=== Stored data ===

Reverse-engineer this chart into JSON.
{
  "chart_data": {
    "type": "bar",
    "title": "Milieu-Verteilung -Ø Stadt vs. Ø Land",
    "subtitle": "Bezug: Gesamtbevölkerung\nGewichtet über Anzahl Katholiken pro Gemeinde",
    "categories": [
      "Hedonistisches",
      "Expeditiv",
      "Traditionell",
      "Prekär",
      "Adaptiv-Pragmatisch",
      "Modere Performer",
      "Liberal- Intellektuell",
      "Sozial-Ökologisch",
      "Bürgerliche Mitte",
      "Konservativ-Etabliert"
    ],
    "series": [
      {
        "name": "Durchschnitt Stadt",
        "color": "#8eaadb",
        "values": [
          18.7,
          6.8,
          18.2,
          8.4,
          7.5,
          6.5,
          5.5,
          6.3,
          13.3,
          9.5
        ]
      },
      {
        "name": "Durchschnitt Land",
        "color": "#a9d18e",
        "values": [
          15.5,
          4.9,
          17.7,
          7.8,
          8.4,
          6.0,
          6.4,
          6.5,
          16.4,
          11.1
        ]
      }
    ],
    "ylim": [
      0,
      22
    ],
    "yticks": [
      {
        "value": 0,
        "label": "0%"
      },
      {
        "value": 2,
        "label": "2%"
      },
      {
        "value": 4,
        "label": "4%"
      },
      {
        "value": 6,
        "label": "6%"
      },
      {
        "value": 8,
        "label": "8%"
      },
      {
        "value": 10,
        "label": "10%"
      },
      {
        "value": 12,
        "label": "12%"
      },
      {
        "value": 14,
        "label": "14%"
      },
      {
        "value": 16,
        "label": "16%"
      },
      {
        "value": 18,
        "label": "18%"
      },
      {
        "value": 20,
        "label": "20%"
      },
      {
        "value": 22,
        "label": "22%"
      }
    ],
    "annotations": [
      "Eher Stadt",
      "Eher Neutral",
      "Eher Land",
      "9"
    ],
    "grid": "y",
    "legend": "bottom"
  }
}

===
=== Stored data ===

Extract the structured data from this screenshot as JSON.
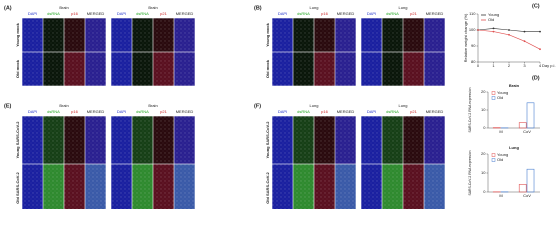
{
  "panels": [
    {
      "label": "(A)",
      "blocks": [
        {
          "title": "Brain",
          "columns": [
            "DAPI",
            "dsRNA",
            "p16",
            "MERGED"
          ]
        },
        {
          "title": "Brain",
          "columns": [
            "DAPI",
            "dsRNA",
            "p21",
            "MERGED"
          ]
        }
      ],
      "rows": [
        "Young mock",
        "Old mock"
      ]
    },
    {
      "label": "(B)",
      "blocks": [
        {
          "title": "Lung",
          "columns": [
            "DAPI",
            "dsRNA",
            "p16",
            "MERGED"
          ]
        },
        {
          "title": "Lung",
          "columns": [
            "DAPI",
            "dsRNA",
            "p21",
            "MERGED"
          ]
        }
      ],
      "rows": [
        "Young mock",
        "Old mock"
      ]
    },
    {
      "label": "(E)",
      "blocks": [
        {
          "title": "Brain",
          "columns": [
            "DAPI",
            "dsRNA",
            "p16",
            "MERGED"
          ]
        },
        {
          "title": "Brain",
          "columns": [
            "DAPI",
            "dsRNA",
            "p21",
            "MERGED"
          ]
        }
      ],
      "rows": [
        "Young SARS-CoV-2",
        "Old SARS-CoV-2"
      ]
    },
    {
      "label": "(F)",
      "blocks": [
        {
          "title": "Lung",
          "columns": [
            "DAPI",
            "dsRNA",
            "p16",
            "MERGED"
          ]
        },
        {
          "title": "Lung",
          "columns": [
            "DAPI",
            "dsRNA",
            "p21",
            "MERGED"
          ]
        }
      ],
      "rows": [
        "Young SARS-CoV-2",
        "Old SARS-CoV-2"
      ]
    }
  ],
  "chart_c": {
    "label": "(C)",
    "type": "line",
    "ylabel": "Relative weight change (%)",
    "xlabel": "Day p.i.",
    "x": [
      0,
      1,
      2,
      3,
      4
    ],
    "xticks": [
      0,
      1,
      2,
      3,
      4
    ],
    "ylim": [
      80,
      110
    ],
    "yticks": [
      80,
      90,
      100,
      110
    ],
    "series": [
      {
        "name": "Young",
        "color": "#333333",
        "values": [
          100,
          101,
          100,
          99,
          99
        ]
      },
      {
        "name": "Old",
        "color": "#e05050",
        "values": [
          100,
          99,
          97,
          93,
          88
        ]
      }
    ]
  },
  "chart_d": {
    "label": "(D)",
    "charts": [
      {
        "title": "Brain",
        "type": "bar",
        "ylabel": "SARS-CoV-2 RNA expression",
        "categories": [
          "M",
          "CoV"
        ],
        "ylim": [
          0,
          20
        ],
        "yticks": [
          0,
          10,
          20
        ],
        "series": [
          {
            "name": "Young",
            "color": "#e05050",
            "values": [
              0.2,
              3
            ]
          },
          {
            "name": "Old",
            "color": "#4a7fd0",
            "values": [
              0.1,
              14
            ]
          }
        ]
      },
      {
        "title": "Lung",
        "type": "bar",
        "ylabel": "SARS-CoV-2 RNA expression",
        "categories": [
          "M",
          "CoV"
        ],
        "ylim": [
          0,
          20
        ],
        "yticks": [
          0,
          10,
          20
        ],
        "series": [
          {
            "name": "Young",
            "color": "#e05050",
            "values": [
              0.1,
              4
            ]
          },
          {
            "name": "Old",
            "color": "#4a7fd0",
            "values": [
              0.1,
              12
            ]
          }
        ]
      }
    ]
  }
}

===

Task statement | In the entries above, find each line with the word "Stadt" and copy it.

Final result |
    "title": "Milieu-Verteilung -Ø Stadt vs. Ø Land",
        "name": "Durchschnitt Stadt",
      "Eher Stadt",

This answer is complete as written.